**Dataset entries:**

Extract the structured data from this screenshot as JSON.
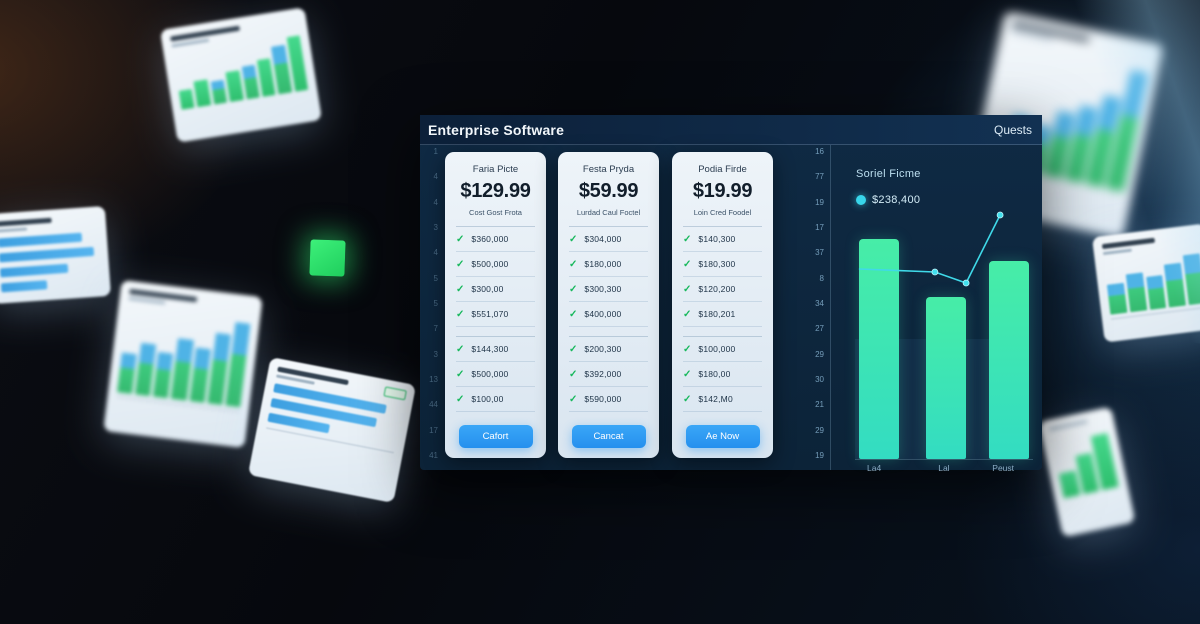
{
  "header": {
    "title": "Enterprise Software",
    "right_label": "Quests"
  },
  "left_axis": [
    "1",
    "4",
    "4",
    "3",
    "4",
    "5",
    "5",
    "7",
    "3",
    "13",
    "44",
    "17",
    "41"
  ],
  "mid_axis": [
    "16",
    "77",
    "19",
    "17",
    "37",
    "8",
    "34",
    "27",
    "29",
    "30",
    "21",
    "29",
    "19"
  ],
  "pricing_cards": [
    {
      "title": "Faria Picte",
      "price": "$129.99",
      "subtitle": "Cost Gost Frota",
      "features": [
        "$360,000",
        "$500,000",
        "$300,00",
        "$551,070"
      ],
      "features2": [
        "$144,300",
        "$500,000",
        "$100,00"
      ],
      "button": "Cafort"
    },
    {
      "title": "Festa Pryda",
      "price": "$59.99",
      "subtitle": "Lurdad Caul Foctel",
      "features": [
        "$304,000",
        "$180,000",
        "$300,300",
        "$400,000"
      ],
      "features2": [
        "$200,300",
        "$392,000",
        "$590,000"
      ],
      "button": "Cancat"
    },
    {
      "title": "Podia Firde",
      "price": "$19.99",
      "subtitle": "Loin Cred Foodel",
      "features": [
        "$140,300",
        "$180,300",
        "$120,200",
        "$180,201"
      ],
      "features2": [
        "$100,000",
        "$180,00",
        "$142,M0"
      ],
      "button": "Ae Now"
    }
  ],
  "colors": {
    "accent_blue": "#2f9df5",
    "check_green": "#17b85c",
    "bar_teal_top": "#47eda7",
    "bar_teal_bottom": "#33dcc2",
    "legend_cyan": "#38d6ea"
  },
  "chart_data": {
    "type": "bar",
    "title": "Soriel Ficme",
    "legend": {
      "label": "$238,400",
      "color": "#38d6ea"
    },
    "categories": [
      "La4",
      "Lal",
      "Peust"
    ],
    "values": [
      220000,
      162000,
      198000
    ],
    "ylim": [
      0,
      250000
    ],
    "ylabel": "",
    "xlabel": "",
    "grid": false,
    "legend_position": "top-left",
    "line_overlay": {
      "points_pct_value": [
        [
          2.2,
          191000
        ],
        [
          44.9,
          188000
        ],
        [
          62.4,
          177000
        ],
        [
          81.5,
          245000
        ]
      ]
    }
  }
}
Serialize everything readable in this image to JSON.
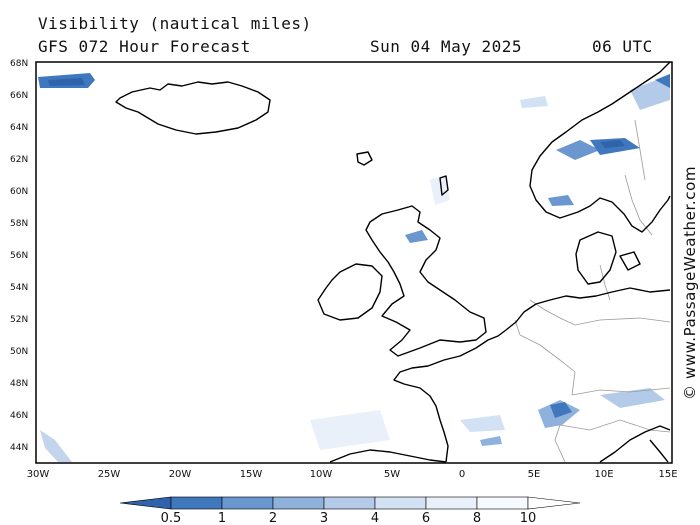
{
  "header": {
    "title": "Visibility (nautical miles)",
    "model": "GFS 072 Hour Forecast",
    "date": "Sun 04 May 2025",
    "time": "06 UTC"
  },
  "watermark": "© www.PassageWeather.com",
  "map": {
    "lat_range": [
      43,
      68
    ],
    "lon_range": [
      -30,
      15
    ],
    "lat_labels": [
      "44N",
      "46N",
      "48N",
      "50N",
      "52N",
      "54N",
      "56N",
      "58N",
      "60N",
      "62N",
      "64N",
      "66N",
      "68N"
    ],
    "lon_labels": [
      "30W",
      "25W",
      "20W",
      "15W",
      "10W",
      "5W",
      "0",
      "5E",
      "10E",
      "15E"
    ],
    "land_stroke": "#000000",
    "border_stroke": "#9a9a9a"
  },
  "legend": {
    "labels": [
      "0.5",
      "1",
      "2",
      "3",
      "4",
      "6",
      "8",
      "10"
    ],
    "colors": [
      "#2f64ad",
      "#3f78bd",
      "#6a97cf",
      "#8eb2dc",
      "#b3cbe8",
      "#d2e1f3",
      "#e9f0fa",
      "#f6f9fe",
      "#ffffff"
    ]
  }
}
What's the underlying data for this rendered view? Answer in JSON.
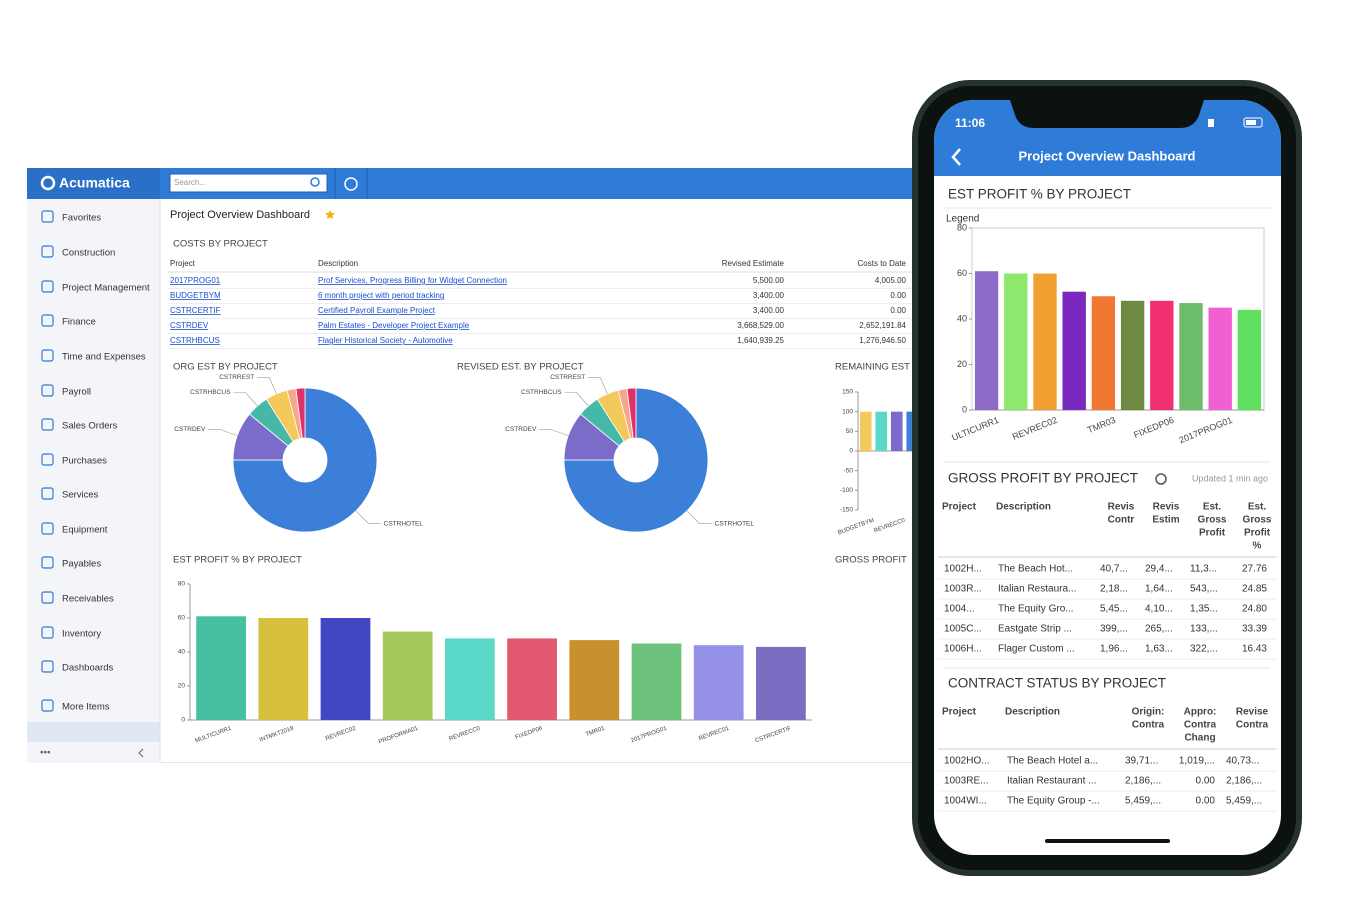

**Exercise prompt:** Give the data above again in full and unchanged, skipping the pictures.

**Reply to the task:**
Extract the structured data from this screenshot as JSON.
{
  "header": {
    "title": "Enterprise Software",
    "right_label": "Quests"
  },
  "left_axis": [
    "1",
    "4",
    "4",
    "3",
    "4",
    "5",
    "5",
    "7",
    "3",
    "13",
    "44",
    "17",
    "41"
  ],
  "mid_axis": [
    "16",
    "77",
    "19",
    "17",
    "37",
    "8",
    "34",
    "27",
    "29",
    "30",
    "21",
    "29",
    "19"
  ],
  "pricing_cards": [
    {
      "title": "Faria Picte",
      "price": "$129.99",
      "subtitle": "Cost Gost Frota",
      "features": [
        "$360,000",
        "$500,000",
        "$300,00",
        "$551,070"
      ],
      "features2": [
        "$144,300",
        "$500,000",
        "$100,00"
      ],
      "button": "Cafort"
    },
    {
      "title": "Festa Pryda",
      "price": "$59.99",
      "subtitle": "Lurdad Caul Foctel",
      "features": [
        "$304,000",
        "$180,000",
        "$300,300",
        "$400,000"
      ],
      "features2": [
        "$200,300",
        "$392,000",
        "$590,000"
      ],
      "button": "Cancat"
    },
    {
      "title": "Podia Firde",
      "price": "$19.99",
      "subtitle": "Loin Cred Foodel",
      "features": [
        "$140,300",
        "$180,300",
        "$120,200",
        "$180,201"
      ],
      "features2": [
        "$100,000",
        "$180,00",
        "$142,M0"
      ],
      "button": "Ae Now"
    }
  ],
  "colors": {
    "accent_blue": "#2f9df5",
    "check_green": "#17b85c",
    "bar_teal_top": "#47eda7",
    "bar_teal_bottom": "#33dcc2",
    "legend_cyan": "#38d6ea"
  },
  "chart_data": {
    "type": "bar",
    "title": "Soriel Ficme",
    "legend": {
      "label": "$238,400",
      "color": "#38d6ea"
    },
    "categories": [
      "La4",
      "Lal",
      "Peust"
    ],
    "values": [
      220000,
      162000,
      198000
    ],
    "ylim": [
      0,
      250000
    ],
    "ylabel": "",
    "xlabel": "",
    "grid": false,
    "legend_position": "top-left",
    "line_overlay": {
      "points_pct_value": [
        [
          2.2,
          191000
        ],
        [
          44.9,
          188000
        ],
        [
          62.4,
          177000
        ],
        [
          81.5,
          245000
        ]
      ]
    }
  }
}
Serialize everything readable in this image to JSON.
{
  "header": {
    "title": "Visibility (nautical miles)",
    "model": "GFS 072 Hour Forecast",
    "date": "Sun 04 May 2025",
    "time": "06 UTC"
  },
  "watermark": "© www.PassageWeather.com",
  "map": {
    "lat_range": [
      43,
      68
    ],
    "lon_range": [
      -30,
      15
    ],
    "lat_labels": [
      "44N",
      "46N",
      "48N",
      "50N",
      "52N",
      "54N",
      "56N",
      "58N",
      "60N",
      "62N",
      "64N",
      "66N",
      "68N"
    ],
    "lon_labels": [
      "30W",
      "25W",
      "20W",
      "15W",
      "10W",
      "5W",
      "0",
      "5E",
      "10E",
      "15E"
    ],
    "land_stroke": "#000000",
    "border_stroke": "#9a9a9a"
  },
  "legend": {
    "labels": [
      "0.5",
      "1",
      "2",
      "3",
      "4",
      "6",
      "8",
      "10"
    ],
    "colors": [
      "#2f64ad",
      "#3f78bd",
      "#6a97cf",
      "#8eb2dc",
      "#b3cbe8",
      "#d2e1f3",
      "#e9f0fa",
      "#f6f9fe",
      "#ffffff"
    ]
  }
}
What's the underlying data for this rendered view? Answer in JSON.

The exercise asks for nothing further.